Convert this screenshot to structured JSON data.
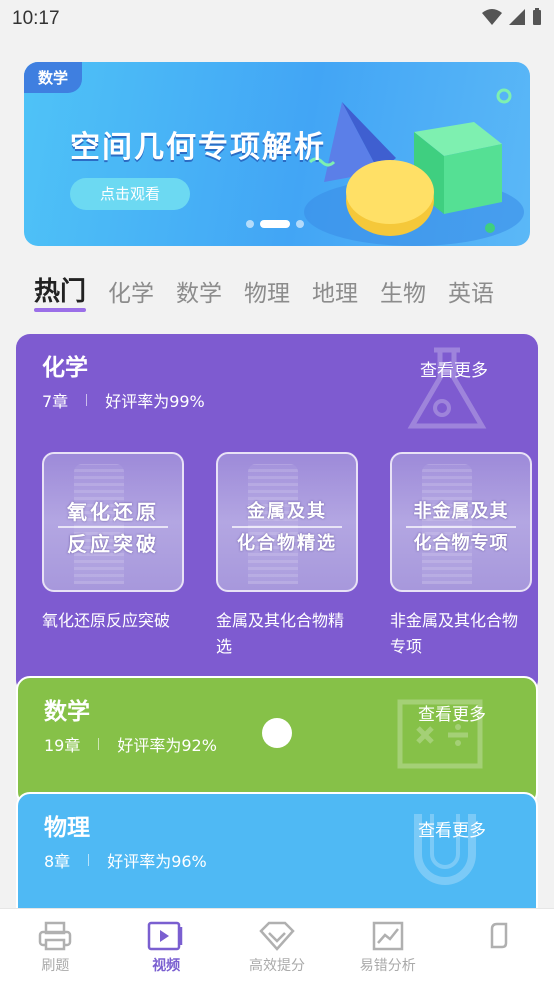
{
  "status": {
    "time": "10:17"
  },
  "banner": {
    "tag": "数学",
    "title": "空间几何专项解析",
    "button": "点击观看"
  },
  "tabs": [
    "热门",
    "化学",
    "数学",
    "物理",
    "地理",
    "生物",
    "英语"
  ],
  "cards": {
    "chemistry": {
      "title": "化学",
      "chapters": "7章",
      "rating": "好评率为99%",
      "more": "查看更多",
      "courses": [
        {
          "thumb_line1": "氧化还原",
          "thumb_line2": "反应突破",
          "name": "氧化还原反应突破"
        },
        {
          "thumb_line1": "金属及其",
          "thumb_line2": "化合物精选",
          "name": "金属及其化合物精选"
        },
        {
          "thumb_line1": "非金属及其",
          "thumb_line2": "化合物专项",
          "name": "非金属及其化合物专项"
        }
      ]
    },
    "math": {
      "title": "数学",
      "chapters": "19章",
      "rating": "好评率为92%",
      "more": "查看更多"
    },
    "physics": {
      "title": "物理",
      "chapters": "8章",
      "rating": "好评率为96%",
      "more": "查看更多"
    }
  },
  "bottom_nav": [
    {
      "label": "刷题",
      "icon": "printer-icon"
    },
    {
      "label": "视频",
      "icon": "video-icon",
      "active": true
    },
    {
      "label": "高效提分",
      "icon": "diamond-icon"
    },
    {
      "label": "易错分析",
      "icon": "chart-icon"
    },
    {
      "label": "",
      "icon": "note-icon"
    }
  ],
  "colors": {
    "chemistry": "#7e5bd0",
    "math": "#86c148",
    "physics": "#4fb9f4",
    "accent": "#7a5fd0"
  }
}
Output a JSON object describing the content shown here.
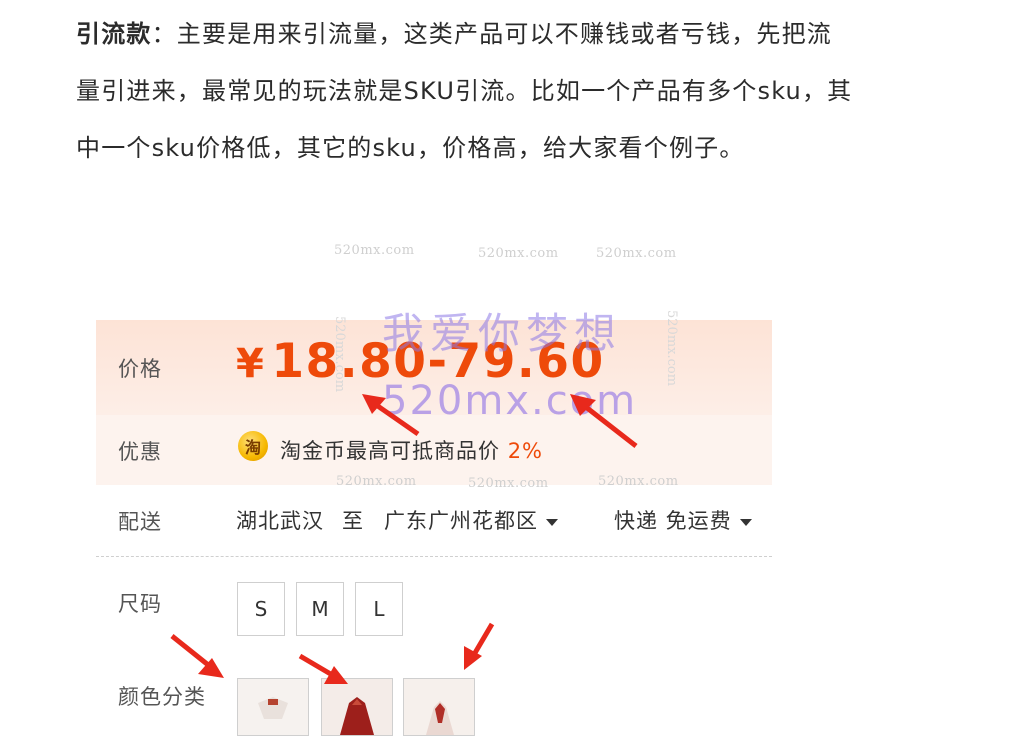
{
  "article": {
    "bold_term": "引流款",
    "line1_rest": "：主要是用来引流量，这类产品可以不赚钱或者亏钱，先把流",
    "line2": "量引进来，最常见的玩法就是SKU引流。比如一个产品有多个sku，其",
    "line3": "中一个sku价格低，其它的sku，价格高，给大家看个例子。"
  },
  "product": {
    "price_label": "价格",
    "currency": "¥",
    "price_range": "18.80-79.60",
    "promo_label": "优惠",
    "promo_icon_char": "淘",
    "promo_text": "淘金币最高可抵商品价",
    "promo_percent": "2%",
    "shipping_label": "配送",
    "ship_from": "湖北武汉",
    "ship_to_word": "至",
    "ship_to": "广东广州花都区",
    "ship_method": "快递 免运费",
    "size_label": "尺码",
    "sizes": [
      "S",
      "M",
      "L"
    ],
    "color_label": "颜色分类"
  },
  "watermark": {
    "small": "520mx.com",
    "cn": "我爱你梦想",
    "en": "520mx.com"
  },
  "colors": {
    "price": "#ee4a0a",
    "arrow": "#e8291c",
    "price_bg": "#fde3d6"
  }
}
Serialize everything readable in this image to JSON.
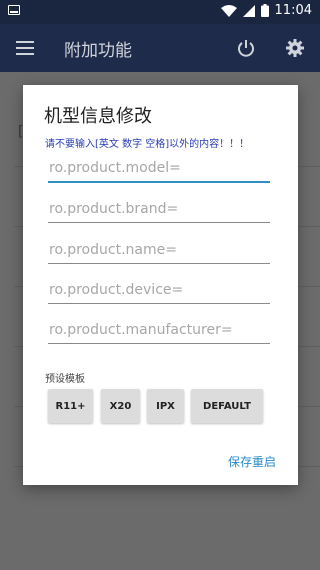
{
  "status_bar": {
    "time": "11:04"
  },
  "app_bar": {
    "title": "附加功能"
  },
  "background_list": {
    "letters": [
      "[",
      "",
      "",
      "",
      "",
      "",
      "",
      ""
    ]
  },
  "dialog": {
    "title": "机型信息修改",
    "warning": "请不要输入[英文 数字 空格]以外的内容！！！",
    "fields": [
      {
        "placeholder": "ro.product.model=",
        "value": ""
      },
      {
        "placeholder": "ro.product.brand=",
        "value": ""
      },
      {
        "placeholder": "ro.product.name=",
        "value": ""
      },
      {
        "placeholder": "ro.product.device=",
        "value": ""
      },
      {
        "placeholder": "ro.product.manufacturer=",
        "value": ""
      }
    ],
    "preset_label": "预设模板",
    "presets": [
      "R11+",
      "X20",
      "IPX",
      "DEFAULT"
    ],
    "save_label": "保存重启"
  },
  "colors": {
    "status_bar": "#1a2540",
    "app_bar": "#1e2b4b",
    "accent": "#2a8bc9",
    "warning_text": "#2a3fb0"
  }
}
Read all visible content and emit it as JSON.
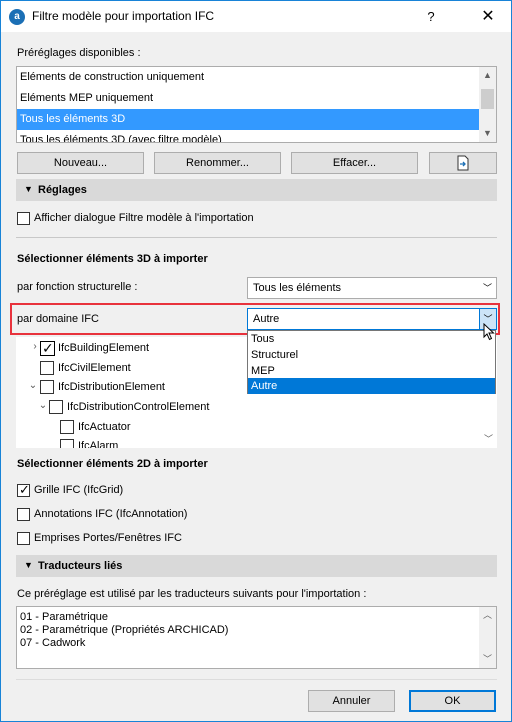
{
  "window": {
    "title": "Filtre modèle pour importation IFC",
    "help": "?",
    "close": "✕"
  },
  "presets": {
    "label": "Préréglages disponibles :",
    "items": [
      "Eléments de construction uniquement",
      "Eléments MEP uniquement",
      "Tous les éléments 3D",
      "Tous les éléments 3D (avec filtre modèle)"
    ],
    "selected": "Tous les éléments 3D",
    "buttons": {
      "new": "Nouveau...",
      "rename": "Renommer...",
      "delete": "Effacer..."
    }
  },
  "settings": {
    "header": "Réglages",
    "show_dialog": "Afficher dialogue Filtre modèle à l'importation"
  },
  "select3d": {
    "label": "Sélectionner éléments 3D à importer",
    "structural_label": "par fonction structurelle :",
    "structural_value": "Tous les éléments",
    "domain_label": "par domaine IFC",
    "domain_value": "Autre",
    "domain_options": [
      "Tous",
      "Structurel",
      "MEP",
      "Autre"
    ]
  },
  "tree": [
    {
      "label": "IfcBuildingElement",
      "checked": true
    },
    {
      "label": "IfcCivilElement",
      "checked": false
    },
    {
      "label": "IfcDistributionElement",
      "checked": false
    },
    {
      "label": "IfcDistributionControlElement",
      "checked": false
    },
    {
      "label": "IfcActuator",
      "checked": false
    },
    {
      "label": "IfcAlarm",
      "checked": false
    }
  ],
  "select2d": {
    "label": "Sélectionner éléments 2D à importer",
    "grid": "Grille IFC (IfcGrid)",
    "annotations": "Annotations IFC (IfcAnnotation)",
    "openings": "Emprises Portes/Fenêtres IFC"
  },
  "translators": {
    "header": "Traducteurs liés",
    "description": "Ce préréglage est utilisé par les traducteurs suivants pour l'importation :",
    "items": [
      "01 - Paramétrique",
      "02 - Paramétrique (Propriétés ARCHICAD)",
      "07 - Cadwork"
    ]
  },
  "footer": {
    "cancel": "Annuler",
    "ok": "OK"
  },
  "colors": {
    "selection": "#3399ff",
    "highlight": "#e8323c",
    "accent": "#0078d7"
  }
}
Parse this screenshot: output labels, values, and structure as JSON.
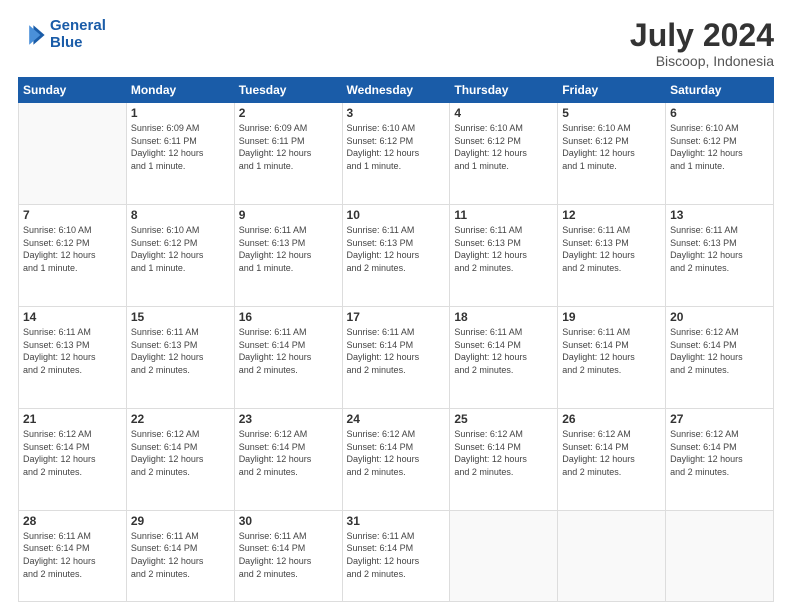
{
  "logo": {
    "line1": "General",
    "line2": "Blue"
  },
  "title": "July 2024",
  "subtitle": "Biscoop, Indonesia",
  "days_header": [
    "Sunday",
    "Monday",
    "Tuesday",
    "Wednesday",
    "Thursday",
    "Friday",
    "Saturday"
  ],
  "weeks": [
    [
      {
        "day": "",
        "info": ""
      },
      {
        "day": "1",
        "info": "Sunrise: 6:09 AM\nSunset: 6:11 PM\nDaylight: 12 hours\nand 1 minute."
      },
      {
        "day": "2",
        "info": "Sunrise: 6:09 AM\nSunset: 6:11 PM\nDaylight: 12 hours\nand 1 minute."
      },
      {
        "day": "3",
        "info": "Sunrise: 6:10 AM\nSunset: 6:12 PM\nDaylight: 12 hours\nand 1 minute."
      },
      {
        "day": "4",
        "info": "Sunrise: 6:10 AM\nSunset: 6:12 PM\nDaylight: 12 hours\nand 1 minute."
      },
      {
        "day": "5",
        "info": "Sunrise: 6:10 AM\nSunset: 6:12 PM\nDaylight: 12 hours\nand 1 minute."
      },
      {
        "day": "6",
        "info": "Sunrise: 6:10 AM\nSunset: 6:12 PM\nDaylight: 12 hours\nand 1 minute."
      }
    ],
    [
      {
        "day": "7",
        "info": "Sunrise: 6:10 AM\nSunset: 6:12 PM\nDaylight: 12 hours\nand 1 minute."
      },
      {
        "day": "8",
        "info": "Sunrise: 6:10 AM\nSunset: 6:12 PM\nDaylight: 12 hours\nand 1 minute."
      },
      {
        "day": "9",
        "info": "Sunrise: 6:11 AM\nSunset: 6:13 PM\nDaylight: 12 hours\nand 1 minute."
      },
      {
        "day": "10",
        "info": "Sunrise: 6:11 AM\nSunset: 6:13 PM\nDaylight: 12 hours\nand 2 minutes."
      },
      {
        "day": "11",
        "info": "Sunrise: 6:11 AM\nSunset: 6:13 PM\nDaylight: 12 hours\nand 2 minutes."
      },
      {
        "day": "12",
        "info": "Sunrise: 6:11 AM\nSunset: 6:13 PM\nDaylight: 12 hours\nand 2 minutes."
      },
      {
        "day": "13",
        "info": "Sunrise: 6:11 AM\nSunset: 6:13 PM\nDaylight: 12 hours\nand 2 minutes."
      }
    ],
    [
      {
        "day": "14",
        "info": "Sunrise: 6:11 AM\nSunset: 6:13 PM\nDaylight: 12 hours\nand 2 minutes."
      },
      {
        "day": "15",
        "info": "Sunrise: 6:11 AM\nSunset: 6:13 PM\nDaylight: 12 hours\nand 2 minutes."
      },
      {
        "day": "16",
        "info": "Sunrise: 6:11 AM\nSunset: 6:14 PM\nDaylight: 12 hours\nand 2 minutes."
      },
      {
        "day": "17",
        "info": "Sunrise: 6:11 AM\nSunset: 6:14 PM\nDaylight: 12 hours\nand 2 minutes."
      },
      {
        "day": "18",
        "info": "Sunrise: 6:11 AM\nSunset: 6:14 PM\nDaylight: 12 hours\nand 2 minutes."
      },
      {
        "day": "19",
        "info": "Sunrise: 6:11 AM\nSunset: 6:14 PM\nDaylight: 12 hours\nand 2 minutes."
      },
      {
        "day": "20",
        "info": "Sunrise: 6:12 AM\nSunset: 6:14 PM\nDaylight: 12 hours\nand 2 minutes."
      }
    ],
    [
      {
        "day": "21",
        "info": "Sunrise: 6:12 AM\nSunset: 6:14 PM\nDaylight: 12 hours\nand 2 minutes."
      },
      {
        "day": "22",
        "info": "Sunrise: 6:12 AM\nSunset: 6:14 PM\nDaylight: 12 hours\nand 2 minutes."
      },
      {
        "day": "23",
        "info": "Sunrise: 6:12 AM\nSunset: 6:14 PM\nDaylight: 12 hours\nand 2 minutes."
      },
      {
        "day": "24",
        "info": "Sunrise: 6:12 AM\nSunset: 6:14 PM\nDaylight: 12 hours\nand 2 minutes."
      },
      {
        "day": "25",
        "info": "Sunrise: 6:12 AM\nSunset: 6:14 PM\nDaylight: 12 hours\nand 2 minutes."
      },
      {
        "day": "26",
        "info": "Sunrise: 6:12 AM\nSunset: 6:14 PM\nDaylight: 12 hours\nand 2 minutes."
      },
      {
        "day": "27",
        "info": "Sunrise: 6:12 AM\nSunset: 6:14 PM\nDaylight: 12 hours\nand 2 minutes."
      }
    ],
    [
      {
        "day": "28",
        "info": "Sunrise: 6:11 AM\nSunset: 6:14 PM\nDaylight: 12 hours\nand 2 minutes."
      },
      {
        "day": "29",
        "info": "Sunrise: 6:11 AM\nSunset: 6:14 PM\nDaylight: 12 hours\nand 2 minutes."
      },
      {
        "day": "30",
        "info": "Sunrise: 6:11 AM\nSunset: 6:14 PM\nDaylight: 12 hours\nand 2 minutes."
      },
      {
        "day": "31",
        "info": "Sunrise: 6:11 AM\nSunset: 6:14 PM\nDaylight: 12 hours\nand 2 minutes."
      },
      {
        "day": "",
        "info": ""
      },
      {
        "day": "",
        "info": ""
      },
      {
        "day": "",
        "info": ""
      }
    ]
  ]
}
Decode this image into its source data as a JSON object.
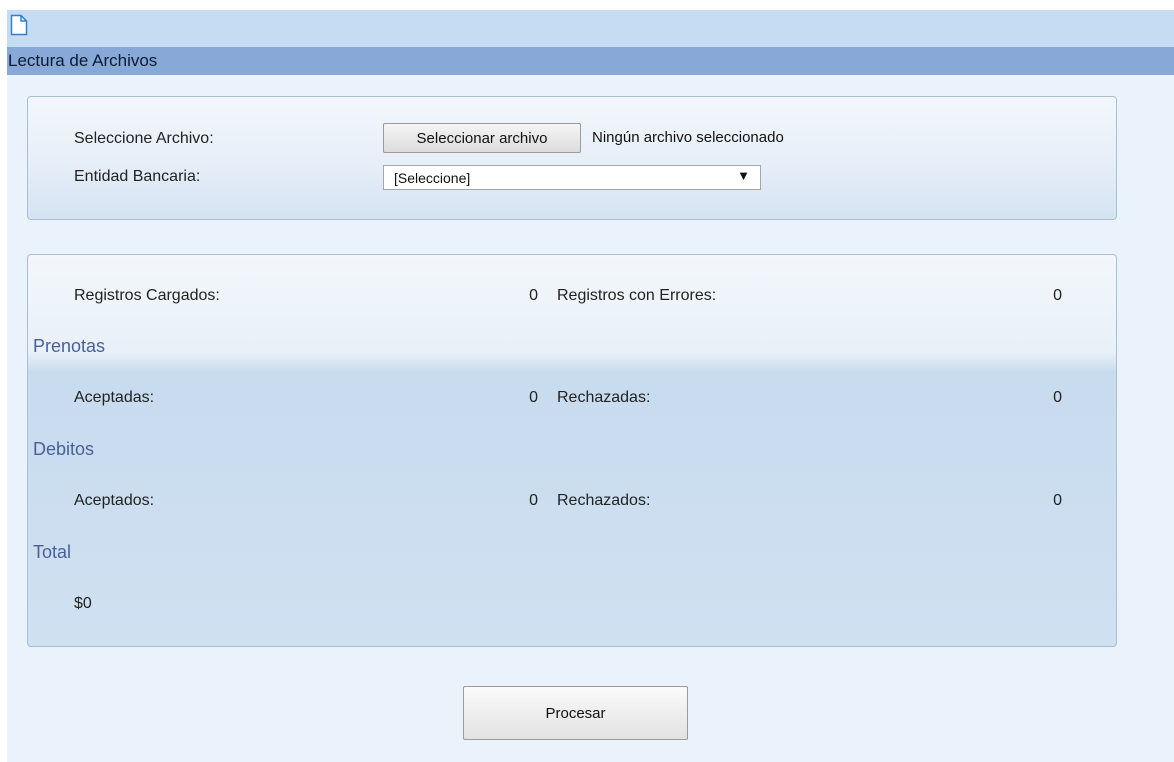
{
  "header": {
    "icon": "document-icon",
    "title": "Lectura de Archivos"
  },
  "form": {
    "file_label": "Seleccione Archivo:",
    "file_button": "Seleccionar archivo",
    "file_status": "Ningún archivo seleccionado",
    "bank_label": "Entidad Bancaria:",
    "bank_selected": "[Seleccione]",
    "bank_arrow": "▼"
  },
  "stats": {
    "loaded_label": "Registros Cargados:",
    "loaded_value": "0",
    "errors_label": "Registros con Errores:",
    "errors_value": "0",
    "prenotas": {
      "title": "Prenotas",
      "accepted_label": "Aceptadas:",
      "accepted_value": "0",
      "rejected_label": "Rechazadas:",
      "rejected_value": "0"
    },
    "debitos": {
      "title": "Debitos",
      "accepted_label": "Aceptados:",
      "accepted_value": "0",
      "rejected_label": "Rechazados:",
      "rejected_value": "0"
    },
    "total": {
      "title": "Total",
      "value": "$0"
    }
  },
  "actions": {
    "process_button": "Procesar"
  },
  "colors": {
    "header_bar": "#c6dcf3",
    "title_bar": "#88a9d8",
    "background": "#eaf2fb",
    "section_title": "#4a5f9a"
  }
}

────────────────────

_Stated exercise_: Copy out each line of the entries that holds "Eléments".

_Response to this exercise_:
      "Eléments de construction uniquement",
      "Eléments MEP uniquement",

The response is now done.